◆ **Work to complete**:
Transcribe the data in full and exactly, omitting any pictures.

◆ **Provided entries**:
____
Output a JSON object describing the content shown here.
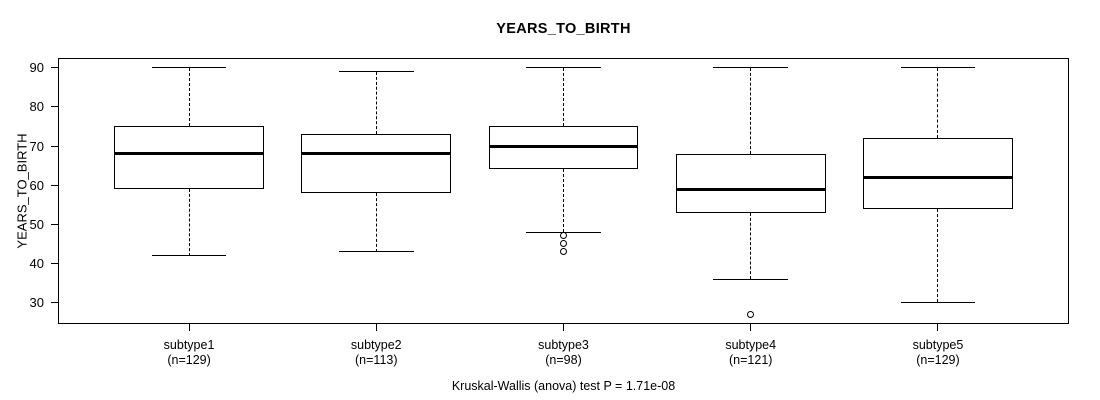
{
  "title": "YEARS_TO_BIRTH",
  "y_axis_label": "YEARS_TO_BIRTH",
  "footer": "Kruskal-Wallis (anova) test P = 1.71e-08",
  "chart_data": {
    "type": "boxplot",
    "title": "YEARS_TO_BIRTH",
    "xlabel": "",
    "ylabel": "YEARS_TO_BIRTH",
    "yticks": [
      30,
      40,
      50,
      60,
      70,
      80,
      90
    ],
    "ylim": [
      24.5,
      92.5
    ],
    "grid": false,
    "line_color": "#000000",
    "box_fill": "#ffffff",
    "categories": [
      "subtype1",
      "subtype2",
      "subtype3",
      "subtype4",
      "subtype5"
    ],
    "counts": [
      129,
      113,
      98,
      121,
      129
    ],
    "series": [
      {
        "label": "subtype1",
        "n": 129,
        "whisker_low": 42,
        "q1": 59,
        "median": 68,
        "q3": 75,
        "whisker_high": 90,
        "outliers": []
      },
      {
        "label": "subtype2",
        "n": 113,
        "whisker_low": 43,
        "q1": 58,
        "median": 68,
        "q3": 73,
        "whisker_high": 89,
        "outliers": []
      },
      {
        "label": "subtype3",
        "n": 98,
        "whisker_low": 48,
        "q1": 64,
        "median": 70,
        "q3": 75,
        "whisker_high": 90,
        "outliers": [
          47,
          45,
          43
        ]
      },
      {
        "label": "subtype4",
        "n": 121,
        "whisker_low": 36,
        "q1": 53,
        "median": 59,
        "q3": 68,
        "whisker_high": 90,
        "outliers": [
          27
        ]
      },
      {
        "label": "subtype5",
        "n": 129,
        "whisker_low": 30,
        "q1": 54,
        "median": 62,
        "q3": 72,
        "whisker_high": 90,
        "outliers": []
      }
    ],
    "annotation": "Kruskal-Wallis (anova) test P = 1.71e-08"
  }
}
____
◆ **Output**:
Output a JSON object describing the content shown here.
{
  "title": "YEARS_TO_BIRTH",
  "y_axis_label": "YEARS_TO_BIRTH",
  "footer": "Kruskal-Wallis (anova) test P = 1.71e-08",
  "chart_data": {
    "type": "boxplot",
    "title": "YEARS_TO_BIRTH",
    "xlabel": "",
    "ylabel": "YEARS_TO_BIRTH",
    "yticks": [
      30,
      40,
      50,
      60,
      70,
      80,
      90
    ],
    "ylim": [
      24.5,
      92.5
    ],
    "grid": false,
    "line_color": "#000000",
    "box_fill": "#ffffff",
    "categories": [
      "subtype1",
      "subtype2",
      "subtype3",
      "subtype4",
      "subtype5"
    ],
    "counts": [
      129,
      113,
      98,
      121,
      129
    ],
    "series": [
      {
        "label": "subtype1",
        "n": 129,
        "whisker_low": 42,
        "q1": 59,
        "median": 68,
        "q3": 75,
        "whisker_high": 90,
        "outliers": []
      },
      {
        "label": "subtype2",
        "n": 113,
        "whisker_low": 43,
        "q1": 58,
        "median": 68,
        "q3": 73,
        "whisker_high": 89,
        "outliers": []
      },
      {
        "label": "subtype3",
        "n": 98,
        "whisker_low": 48,
        "q1": 64,
        "median": 70,
        "q3": 75,
        "whisker_high": 90,
        "outliers": [
          47,
          45,
          43
        ]
      },
      {
        "label": "subtype4",
        "n": 121,
        "whisker_low": 36,
        "q1": 53,
        "median": 59,
        "q3": 68,
        "whisker_high": 90,
        "outliers": [
          27
        ]
      },
      {
        "label": "subtype5",
        "n": 129,
        "whisker_low": 30,
        "q1": 54,
        "median": 62,
        "q3": 72,
        "whisker_high": 90,
        "outliers": []
      }
    ],
    "annotation": "Kruskal-Wallis (anova) test P = 1.71e-08"
  }
}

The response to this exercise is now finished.